** BEGIN Dataset records **

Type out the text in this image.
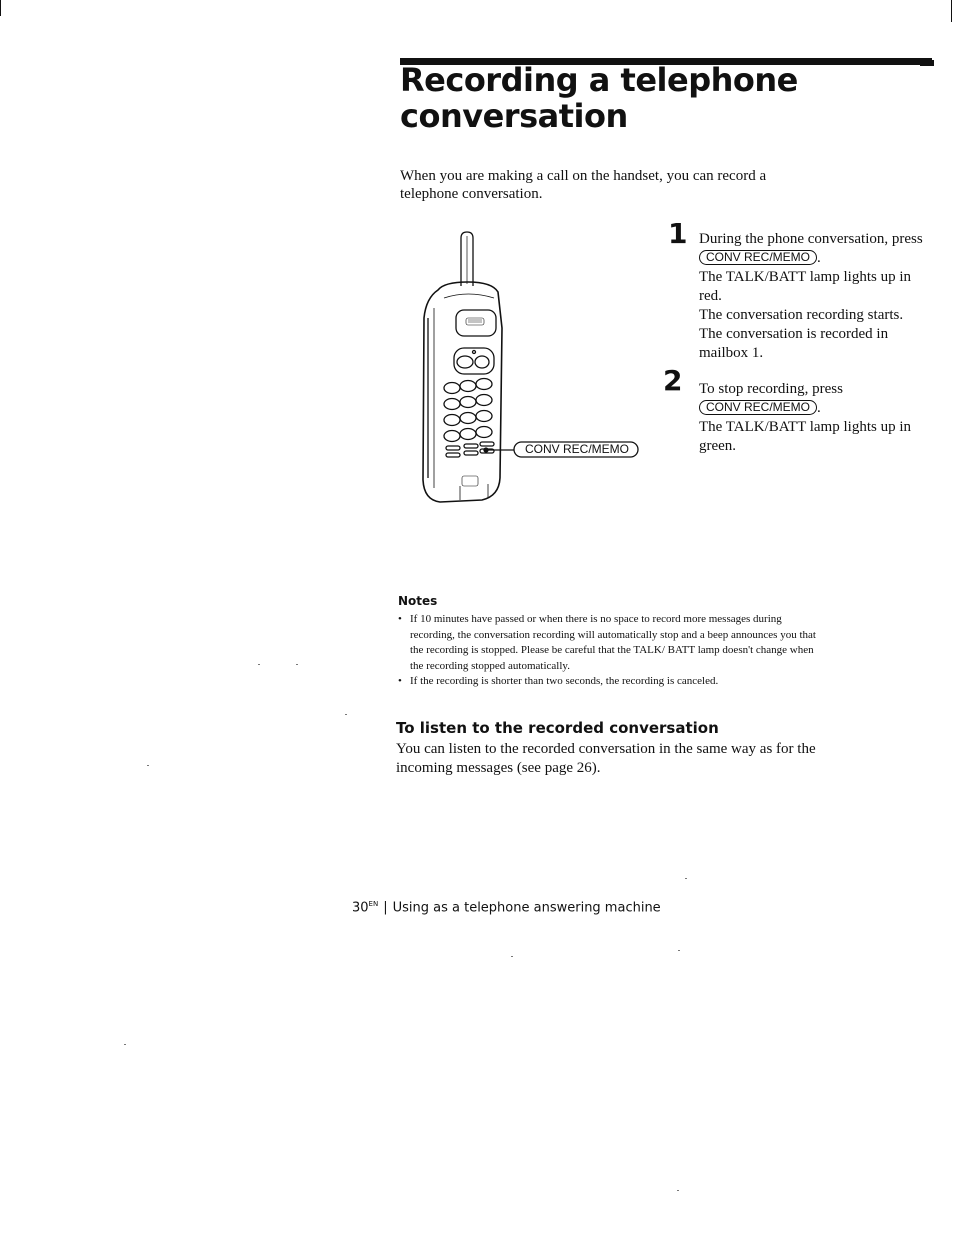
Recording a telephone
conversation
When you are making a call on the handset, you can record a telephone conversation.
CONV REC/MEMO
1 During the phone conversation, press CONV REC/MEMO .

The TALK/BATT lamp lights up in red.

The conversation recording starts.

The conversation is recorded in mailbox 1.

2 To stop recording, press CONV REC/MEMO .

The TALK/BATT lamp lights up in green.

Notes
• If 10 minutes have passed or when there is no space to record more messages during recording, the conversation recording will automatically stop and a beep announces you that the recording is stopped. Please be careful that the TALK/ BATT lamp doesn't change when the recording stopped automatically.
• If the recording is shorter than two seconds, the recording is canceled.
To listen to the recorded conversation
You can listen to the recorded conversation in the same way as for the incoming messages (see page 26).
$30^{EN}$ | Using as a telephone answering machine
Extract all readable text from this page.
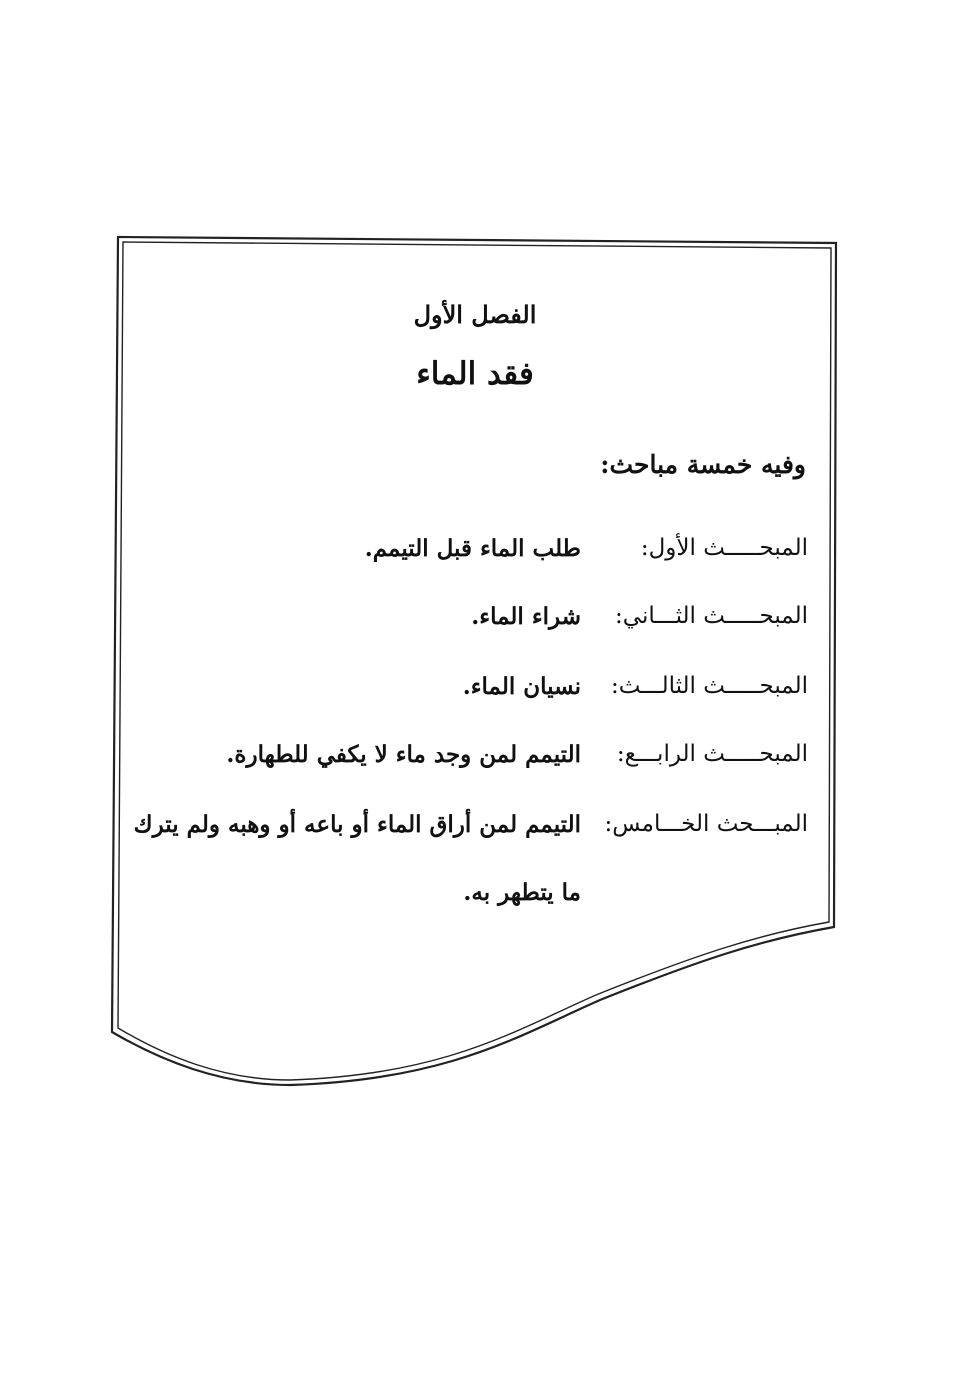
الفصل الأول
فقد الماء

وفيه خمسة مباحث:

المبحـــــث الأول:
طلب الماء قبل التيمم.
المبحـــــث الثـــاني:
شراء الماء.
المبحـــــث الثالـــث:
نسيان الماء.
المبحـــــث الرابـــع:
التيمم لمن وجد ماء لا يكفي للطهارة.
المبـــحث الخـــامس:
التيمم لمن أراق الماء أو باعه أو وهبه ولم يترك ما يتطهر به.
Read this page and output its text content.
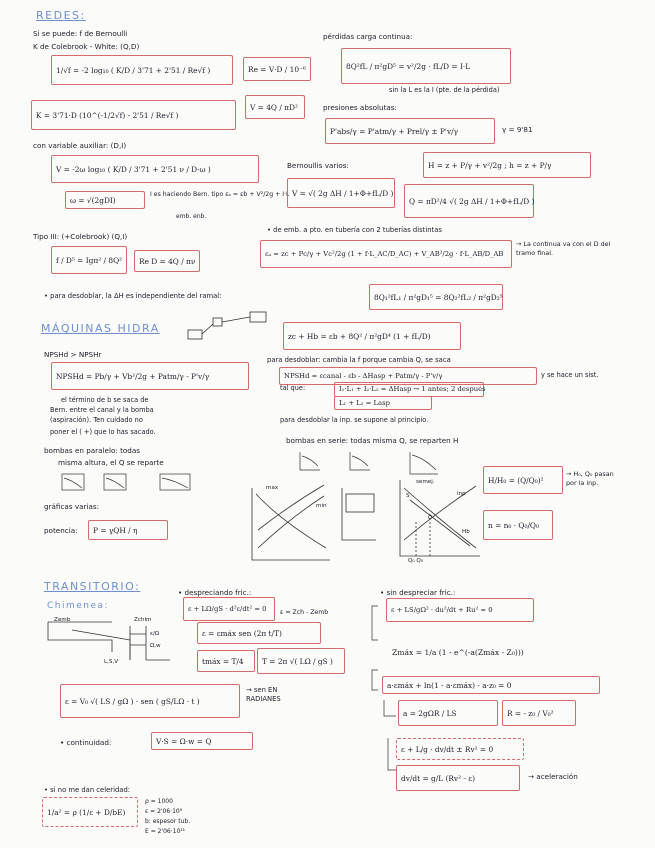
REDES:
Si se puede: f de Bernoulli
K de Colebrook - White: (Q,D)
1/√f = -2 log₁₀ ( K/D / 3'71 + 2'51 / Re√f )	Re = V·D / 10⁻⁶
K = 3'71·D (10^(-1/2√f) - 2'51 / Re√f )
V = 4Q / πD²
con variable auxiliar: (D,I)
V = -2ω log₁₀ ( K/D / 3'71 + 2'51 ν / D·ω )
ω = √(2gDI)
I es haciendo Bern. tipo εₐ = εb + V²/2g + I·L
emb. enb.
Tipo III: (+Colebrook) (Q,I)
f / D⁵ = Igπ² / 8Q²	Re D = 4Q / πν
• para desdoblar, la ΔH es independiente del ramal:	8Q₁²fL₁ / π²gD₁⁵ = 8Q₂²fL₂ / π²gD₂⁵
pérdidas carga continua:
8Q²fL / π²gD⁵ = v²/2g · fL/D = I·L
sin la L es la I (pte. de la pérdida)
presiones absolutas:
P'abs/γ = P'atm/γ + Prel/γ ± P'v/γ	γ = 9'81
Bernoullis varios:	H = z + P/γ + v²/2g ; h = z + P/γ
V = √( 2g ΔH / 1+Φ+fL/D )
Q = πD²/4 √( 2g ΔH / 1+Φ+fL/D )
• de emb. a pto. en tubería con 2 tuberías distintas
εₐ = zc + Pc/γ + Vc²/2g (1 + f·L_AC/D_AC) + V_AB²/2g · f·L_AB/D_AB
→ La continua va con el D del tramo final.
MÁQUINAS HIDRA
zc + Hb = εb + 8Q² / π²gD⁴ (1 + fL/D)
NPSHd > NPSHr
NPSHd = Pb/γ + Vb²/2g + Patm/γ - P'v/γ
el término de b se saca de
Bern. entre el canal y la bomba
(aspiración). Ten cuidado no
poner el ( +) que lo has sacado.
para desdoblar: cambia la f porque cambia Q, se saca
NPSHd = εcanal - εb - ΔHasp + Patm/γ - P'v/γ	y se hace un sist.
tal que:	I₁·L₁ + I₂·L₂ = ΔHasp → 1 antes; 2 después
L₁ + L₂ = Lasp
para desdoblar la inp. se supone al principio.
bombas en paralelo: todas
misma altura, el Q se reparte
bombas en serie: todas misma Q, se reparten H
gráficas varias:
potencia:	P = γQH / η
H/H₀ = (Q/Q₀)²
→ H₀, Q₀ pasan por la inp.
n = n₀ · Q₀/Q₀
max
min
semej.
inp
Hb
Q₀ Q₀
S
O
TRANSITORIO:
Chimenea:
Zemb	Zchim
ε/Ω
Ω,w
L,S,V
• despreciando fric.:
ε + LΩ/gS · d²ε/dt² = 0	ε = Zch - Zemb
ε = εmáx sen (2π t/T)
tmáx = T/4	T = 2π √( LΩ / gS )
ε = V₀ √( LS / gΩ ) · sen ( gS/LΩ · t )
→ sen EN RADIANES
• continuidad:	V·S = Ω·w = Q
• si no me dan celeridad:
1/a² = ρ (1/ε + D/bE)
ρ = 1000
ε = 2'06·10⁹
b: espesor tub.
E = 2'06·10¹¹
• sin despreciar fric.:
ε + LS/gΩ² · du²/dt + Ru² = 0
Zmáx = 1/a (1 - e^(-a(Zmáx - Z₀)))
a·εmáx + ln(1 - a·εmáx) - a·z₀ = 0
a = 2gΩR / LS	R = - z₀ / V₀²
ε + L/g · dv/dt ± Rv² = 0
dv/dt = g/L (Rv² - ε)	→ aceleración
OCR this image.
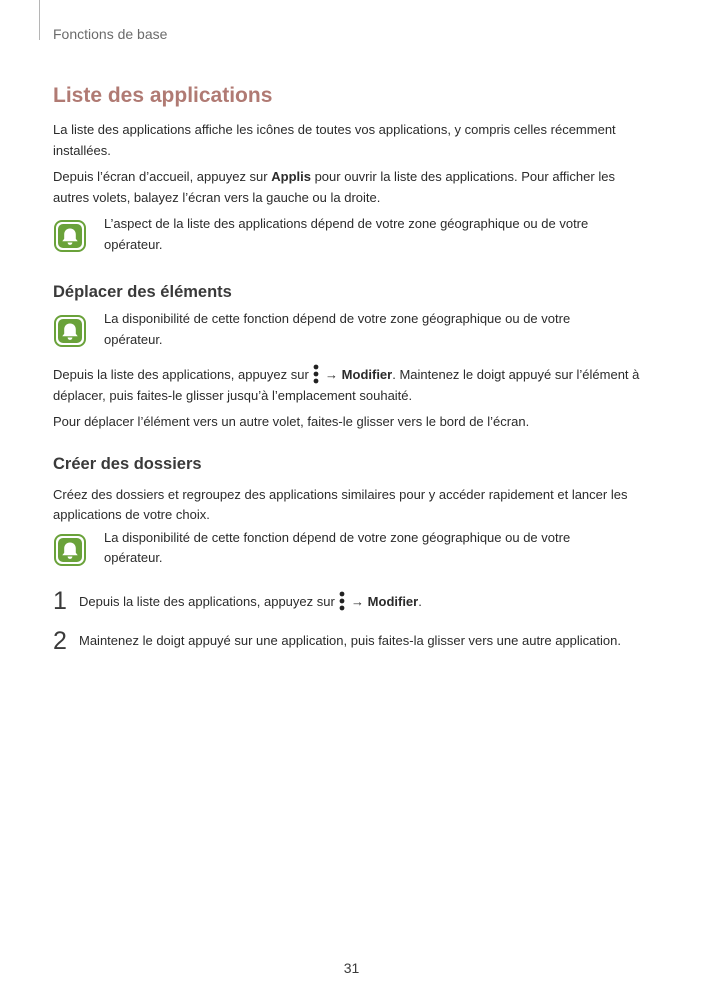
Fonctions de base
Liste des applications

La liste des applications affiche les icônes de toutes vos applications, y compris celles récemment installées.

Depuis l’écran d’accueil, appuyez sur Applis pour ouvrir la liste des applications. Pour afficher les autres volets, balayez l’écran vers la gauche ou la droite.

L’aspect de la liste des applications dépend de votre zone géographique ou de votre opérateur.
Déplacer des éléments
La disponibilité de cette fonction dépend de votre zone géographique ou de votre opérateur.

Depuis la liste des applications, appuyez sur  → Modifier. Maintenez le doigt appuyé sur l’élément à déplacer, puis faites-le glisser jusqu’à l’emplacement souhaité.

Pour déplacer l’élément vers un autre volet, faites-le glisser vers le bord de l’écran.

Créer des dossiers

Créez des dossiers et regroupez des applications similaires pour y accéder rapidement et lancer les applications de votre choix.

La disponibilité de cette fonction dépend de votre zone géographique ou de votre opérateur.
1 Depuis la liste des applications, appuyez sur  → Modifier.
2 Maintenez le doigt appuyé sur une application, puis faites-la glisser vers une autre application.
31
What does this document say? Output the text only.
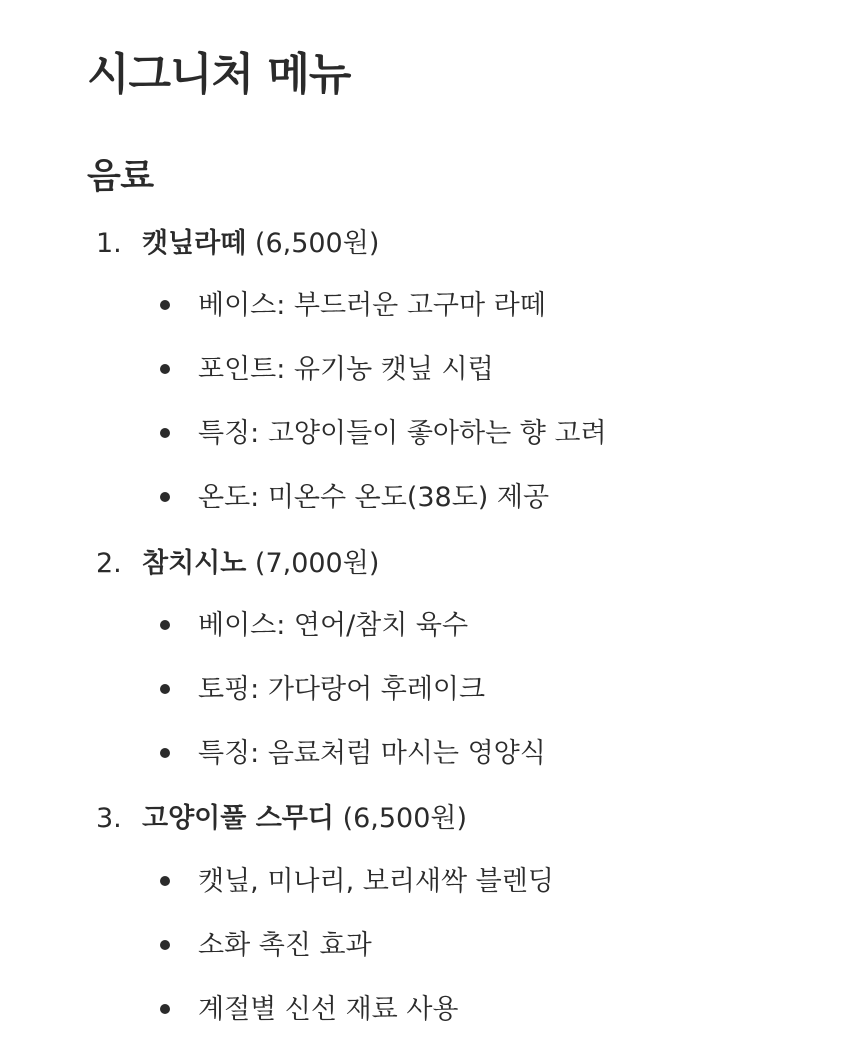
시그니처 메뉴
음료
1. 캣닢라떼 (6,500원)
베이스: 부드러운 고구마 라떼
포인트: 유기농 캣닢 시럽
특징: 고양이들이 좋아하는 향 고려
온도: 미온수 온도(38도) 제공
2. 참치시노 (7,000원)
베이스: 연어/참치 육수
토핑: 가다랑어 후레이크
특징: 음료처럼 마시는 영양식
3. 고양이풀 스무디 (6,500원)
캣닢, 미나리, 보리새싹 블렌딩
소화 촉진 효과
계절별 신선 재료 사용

** END Dataset records **

▸ Directions: Looking at the records above, extract only the lines from the one with "What does this" through the last line, exactly, with the pictures left out.

▸ Written answer:
What does this document say? Output the text only.
시그니처 메뉴
음료
1. 캣닢라떼 (6,500원)
베이스: 부드러운 고구마 라떼
포인트: 유기농 캣닢 시럽
특징: 고양이들이 좋아하는 향 고려
온도: 미온수 온도(38도) 제공
2. 참치시노 (7,000원)
베이스: 연어/참치 육수
토핑: 가다랑어 후레이크
특징: 음료처럼 마시는 영양식
3. 고양이풀 스무디 (6,500원)
캣닢, 미나리, 보리새싹 블렌딩
소화 촉진 효과
계절별 신선 재료 사용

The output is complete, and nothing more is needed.